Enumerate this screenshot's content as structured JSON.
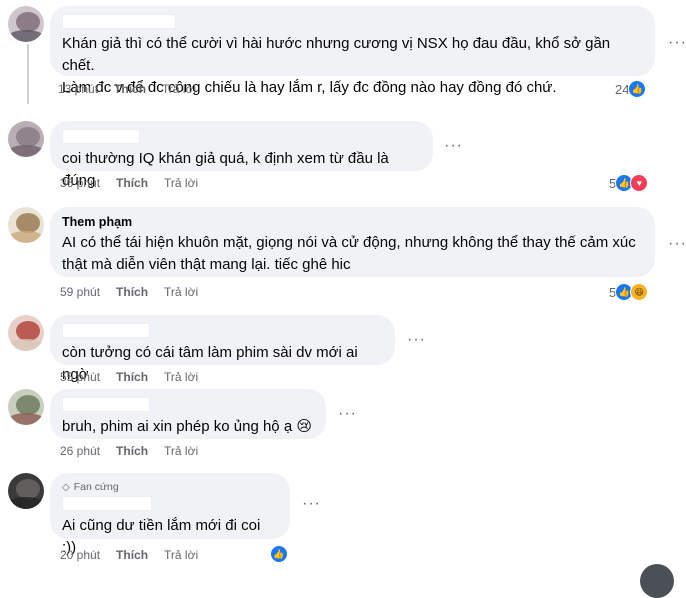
{
  "comments": [
    {
      "author": "",
      "text": "Khán giả thì có thể cười vì hài hước nhưng cương vị NSX họ đau đầu, khổ sở gần chết.\nLàm đc v để đc công chiếu là hay lắm r, lấy đc đồng nào hay đồng đó chứ.",
      "time": "13 phút",
      "like": "Thích",
      "reply": "Trả lời",
      "reaction_count": "24",
      "reactions": [
        "like"
      ]
    },
    {
      "author": "",
      "text": "coi thường IQ khán giả quá, k định xem từ đầu là đúng",
      "time": "36 phút",
      "like": "Thích",
      "reply": "Trả lời",
      "reaction_count": "5",
      "reactions": [
        "like",
        "love"
      ]
    },
    {
      "author": "Them phạm",
      "text": "AI có thể tái hiện khuôn mặt, giọng nói và cử động, nhưng không thể thay thế cảm xúc\nthật mà diễn viên thật mang lại. tiếc ghê hic",
      "time": "59 phút",
      "like": "Thích",
      "reply": "Trả lời",
      "reaction_count": "5",
      "reactions": [
        "like",
        "haha"
      ]
    },
    {
      "author": "",
      "text": "còn tưởng có cái tâm làm phim sài dv mới ai ngờ",
      "time": "55 phút",
      "like": "Thích",
      "reply": "Trả lời",
      "reaction_count": "",
      "reactions": []
    },
    {
      "author": "",
      "text": "bruh, phim ai xin phép ko ủng hộ ạ 😢",
      "time": "26 phút",
      "like": "Thích",
      "reply": "Trả lời",
      "reaction_count": "",
      "reactions": []
    },
    {
      "author": "",
      "badge": "Fan cứng",
      "text": "Ai cũng dư tiền lắm mới đi coi :))",
      "time": "20 phút",
      "like": "Thích",
      "reply": "Trả lời",
      "reaction_count": "",
      "reactions": [
        "like"
      ]
    }
  ],
  "more_glyph": "···",
  "colors": {
    "bubble": "#f0f2f5",
    "meta": "#65676b",
    "like": "#1877f2",
    "love": "#f33e58",
    "haha": "#f7b125"
  }
}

Exercise directions:
Any pictures should be dropped; transcribe the rest of the records above exactly.

Task solution:
Enumerate this screenshot's content as structured JSON.
{
  "comments": [
    {
      "author": "",
      "text": "Khán giả thì có thể cười vì hài hước nhưng cương vị NSX họ đau đầu, khổ sở gần chết.\nLàm đc v để đc công chiếu là hay lắm r, lấy đc đồng nào hay đồng đó chứ.",
      "time": "13 phút",
      "like": "Thích",
      "reply": "Trả lời",
      "reaction_count": "24",
      "reactions": [
        "like"
      ]
    },
    {
      "author": "",
      "text": "coi thường IQ khán giả quá, k định xem từ đầu là đúng",
      "time": "36 phút",
      "like": "Thích",
      "reply": "Trả lời",
      "reaction_count": "5",
      "reactions": [
        "like",
        "love"
      ]
    },
    {
      "author": "Them phạm",
      "text": "AI có thể tái hiện khuôn mặt, giọng nói và cử động, nhưng không thể thay thế cảm xúc\nthật mà diễn viên thật mang lại. tiếc ghê hic",
      "time": "59 phút",
      "like": "Thích",
      "reply": "Trả lời",
      "reaction_count": "5",
      "reactions": [
        "like",
        "haha"
      ]
    },
    {
      "author": "",
      "text": "còn tưởng có cái tâm làm phim sài dv mới ai ngờ",
      "time": "55 phút",
      "like": "Thích",
      "reply": "Trả lời",
      "reaction_count": "",
      "reactions": []
    },
    {
      "author": "",
      "text": "bruh, phim ai xin phép ko ủng hộ ạ 😢",
      "time": "26 phút",
      "like": "Thích",
      "reply": "Trả lời",
      "reaction_count": "",
      "reactions": []
    },
    {
      "author": "",
      "badge": "Fan cứng",
      "text": "Ai cũng dư tiền lắm mới đi coi :))",
      "time": "20 phút",
      "like": "Thích",
      "reply": "Trả lời",
      "reaction_count": "",
      "reactions": [
        "like"
      ]
    }
  ],
  "more_glyph": "···",
  "colors": {
    "bubble": "#f0f2f5",
    "meta": "#65676b",
    "like": "#1877f2",
    "love": "#f33e58",
    "haha": "#f7b125"
  }
}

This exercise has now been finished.